Start EXERCISE MATERIALS

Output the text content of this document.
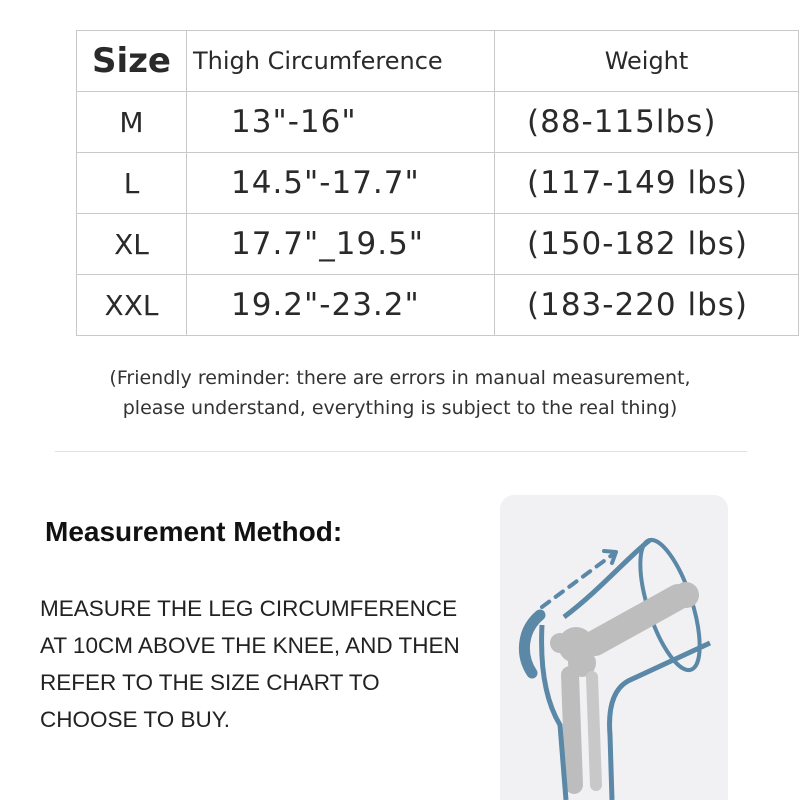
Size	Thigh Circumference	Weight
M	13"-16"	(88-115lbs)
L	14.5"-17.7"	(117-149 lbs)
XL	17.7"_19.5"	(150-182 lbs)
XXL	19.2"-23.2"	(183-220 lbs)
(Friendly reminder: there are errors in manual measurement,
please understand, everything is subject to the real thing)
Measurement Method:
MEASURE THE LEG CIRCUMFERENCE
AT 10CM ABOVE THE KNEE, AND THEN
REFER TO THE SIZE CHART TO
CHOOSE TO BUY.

End EXERCISE MATERIALS
Start EXERCISE MATERIALS

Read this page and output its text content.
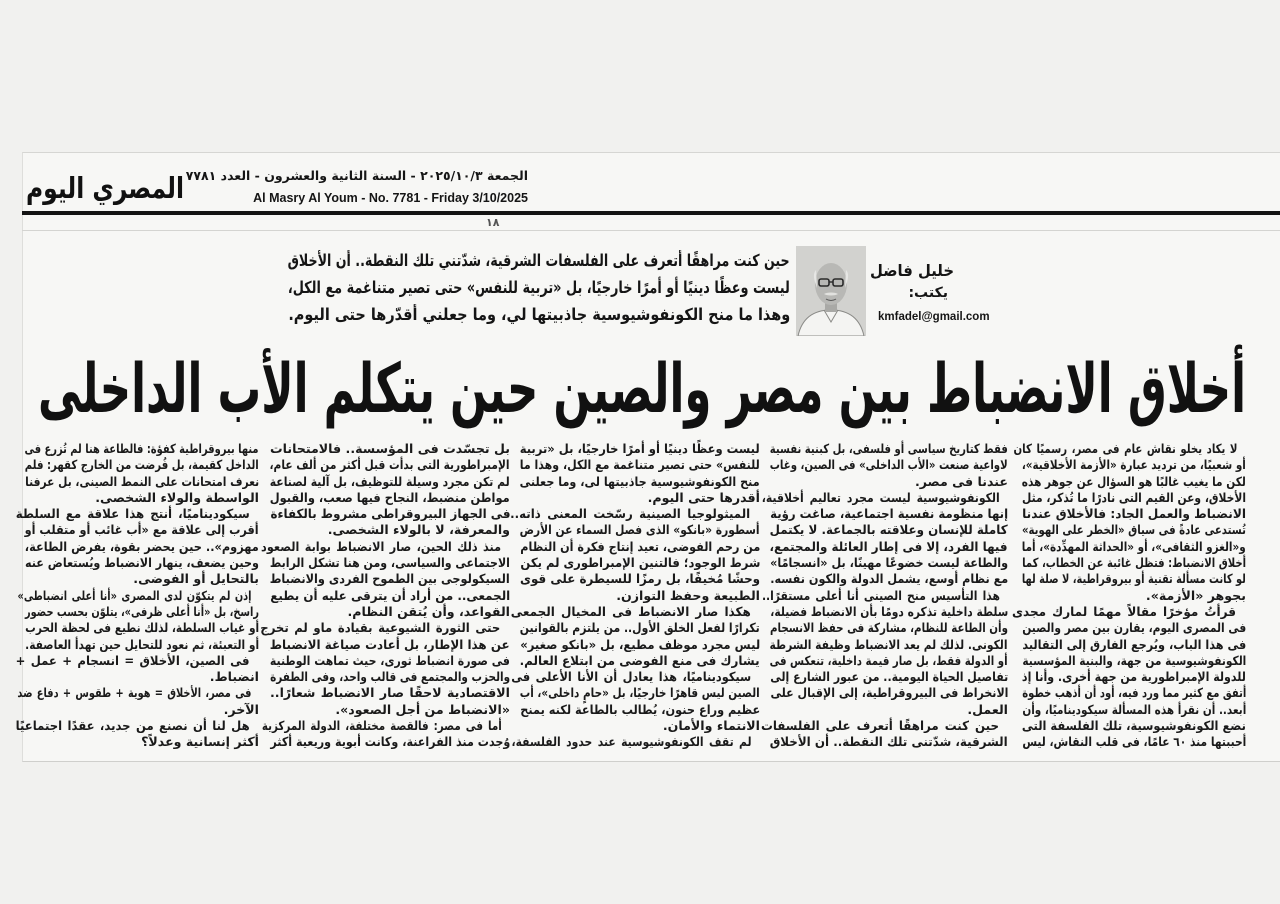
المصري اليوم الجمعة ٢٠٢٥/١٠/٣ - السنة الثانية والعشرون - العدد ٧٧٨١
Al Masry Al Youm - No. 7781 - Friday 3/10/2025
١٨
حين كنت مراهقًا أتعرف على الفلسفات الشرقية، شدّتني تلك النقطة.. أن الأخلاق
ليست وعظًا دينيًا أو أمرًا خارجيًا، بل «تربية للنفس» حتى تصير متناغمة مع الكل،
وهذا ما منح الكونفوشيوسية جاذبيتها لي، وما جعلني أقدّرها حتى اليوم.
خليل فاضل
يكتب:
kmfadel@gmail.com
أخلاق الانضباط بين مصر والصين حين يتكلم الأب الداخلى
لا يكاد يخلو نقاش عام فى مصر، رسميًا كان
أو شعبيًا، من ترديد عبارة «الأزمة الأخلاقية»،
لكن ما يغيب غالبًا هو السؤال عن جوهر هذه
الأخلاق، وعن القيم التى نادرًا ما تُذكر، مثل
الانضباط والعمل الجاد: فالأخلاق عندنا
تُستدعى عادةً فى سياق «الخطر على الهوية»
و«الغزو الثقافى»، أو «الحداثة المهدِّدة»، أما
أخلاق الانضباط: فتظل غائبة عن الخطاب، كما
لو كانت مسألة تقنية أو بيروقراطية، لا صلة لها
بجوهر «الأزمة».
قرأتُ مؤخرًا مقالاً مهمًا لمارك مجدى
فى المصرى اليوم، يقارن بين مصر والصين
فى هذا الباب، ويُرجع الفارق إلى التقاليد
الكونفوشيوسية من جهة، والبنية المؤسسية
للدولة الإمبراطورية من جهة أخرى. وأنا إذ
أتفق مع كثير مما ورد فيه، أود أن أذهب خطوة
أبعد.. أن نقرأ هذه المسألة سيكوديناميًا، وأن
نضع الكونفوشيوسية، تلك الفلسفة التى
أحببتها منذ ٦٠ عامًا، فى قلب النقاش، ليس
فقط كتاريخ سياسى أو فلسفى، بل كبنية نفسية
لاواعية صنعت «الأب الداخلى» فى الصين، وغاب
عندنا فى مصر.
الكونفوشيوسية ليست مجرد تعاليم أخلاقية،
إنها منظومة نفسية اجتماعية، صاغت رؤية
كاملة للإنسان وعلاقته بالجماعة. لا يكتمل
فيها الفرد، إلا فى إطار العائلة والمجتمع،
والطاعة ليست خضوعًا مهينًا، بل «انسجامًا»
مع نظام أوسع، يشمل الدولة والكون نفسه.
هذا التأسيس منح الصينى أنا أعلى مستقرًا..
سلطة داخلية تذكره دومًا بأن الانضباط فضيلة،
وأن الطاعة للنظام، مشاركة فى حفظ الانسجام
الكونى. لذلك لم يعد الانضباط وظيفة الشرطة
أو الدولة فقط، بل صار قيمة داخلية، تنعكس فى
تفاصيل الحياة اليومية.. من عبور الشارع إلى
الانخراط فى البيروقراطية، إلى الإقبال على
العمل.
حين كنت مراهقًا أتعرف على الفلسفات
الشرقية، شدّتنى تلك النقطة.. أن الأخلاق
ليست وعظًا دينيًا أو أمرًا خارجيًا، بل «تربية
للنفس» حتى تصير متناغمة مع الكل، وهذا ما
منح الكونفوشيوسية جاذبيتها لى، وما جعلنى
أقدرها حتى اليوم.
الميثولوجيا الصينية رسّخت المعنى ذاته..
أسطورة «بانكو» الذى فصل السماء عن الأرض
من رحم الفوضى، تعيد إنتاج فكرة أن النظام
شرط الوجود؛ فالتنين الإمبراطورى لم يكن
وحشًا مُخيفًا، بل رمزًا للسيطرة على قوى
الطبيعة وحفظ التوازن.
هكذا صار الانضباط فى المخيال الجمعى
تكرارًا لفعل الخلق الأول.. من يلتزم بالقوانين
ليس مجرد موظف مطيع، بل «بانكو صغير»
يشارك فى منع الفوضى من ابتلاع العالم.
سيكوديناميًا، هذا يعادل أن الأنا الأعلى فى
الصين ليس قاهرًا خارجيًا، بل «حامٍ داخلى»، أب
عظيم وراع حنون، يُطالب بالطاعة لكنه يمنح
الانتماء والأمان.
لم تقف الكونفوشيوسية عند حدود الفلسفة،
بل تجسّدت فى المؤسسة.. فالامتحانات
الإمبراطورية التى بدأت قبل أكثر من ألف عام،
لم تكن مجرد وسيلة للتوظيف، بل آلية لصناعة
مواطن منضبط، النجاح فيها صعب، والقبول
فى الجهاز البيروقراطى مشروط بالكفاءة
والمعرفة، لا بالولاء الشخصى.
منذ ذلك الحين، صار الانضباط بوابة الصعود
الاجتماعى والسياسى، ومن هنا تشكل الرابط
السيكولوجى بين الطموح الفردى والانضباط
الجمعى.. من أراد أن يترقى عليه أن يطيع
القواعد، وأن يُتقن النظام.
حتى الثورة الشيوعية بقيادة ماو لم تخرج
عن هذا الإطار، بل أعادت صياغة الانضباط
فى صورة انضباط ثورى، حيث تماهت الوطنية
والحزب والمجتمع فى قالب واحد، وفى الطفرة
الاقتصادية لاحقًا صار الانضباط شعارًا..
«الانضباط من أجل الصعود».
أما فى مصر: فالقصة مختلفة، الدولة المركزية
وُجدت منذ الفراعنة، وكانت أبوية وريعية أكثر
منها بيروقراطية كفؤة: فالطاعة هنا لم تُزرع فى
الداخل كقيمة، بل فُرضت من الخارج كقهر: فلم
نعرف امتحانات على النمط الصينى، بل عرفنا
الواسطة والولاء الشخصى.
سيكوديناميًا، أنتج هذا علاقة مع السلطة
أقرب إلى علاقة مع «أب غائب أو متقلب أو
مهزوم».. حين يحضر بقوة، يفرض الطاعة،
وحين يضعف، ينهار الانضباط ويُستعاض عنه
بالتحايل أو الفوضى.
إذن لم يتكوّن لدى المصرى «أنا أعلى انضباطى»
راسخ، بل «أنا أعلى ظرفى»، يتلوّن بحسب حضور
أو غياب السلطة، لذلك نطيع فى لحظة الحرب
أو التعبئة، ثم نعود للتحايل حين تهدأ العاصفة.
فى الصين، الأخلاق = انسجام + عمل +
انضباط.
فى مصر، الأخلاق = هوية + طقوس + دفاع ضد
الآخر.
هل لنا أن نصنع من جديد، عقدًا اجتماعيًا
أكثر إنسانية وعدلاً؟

End EXERCISE MATERIALS

Each line holding "فيها" must be found and copied.

## EXERCISE SOLUTION
فيها الفرد، إلا فى إطار العائلة والمجتمع،
مواطن منضبط، النجاح فيها صعب، والقبول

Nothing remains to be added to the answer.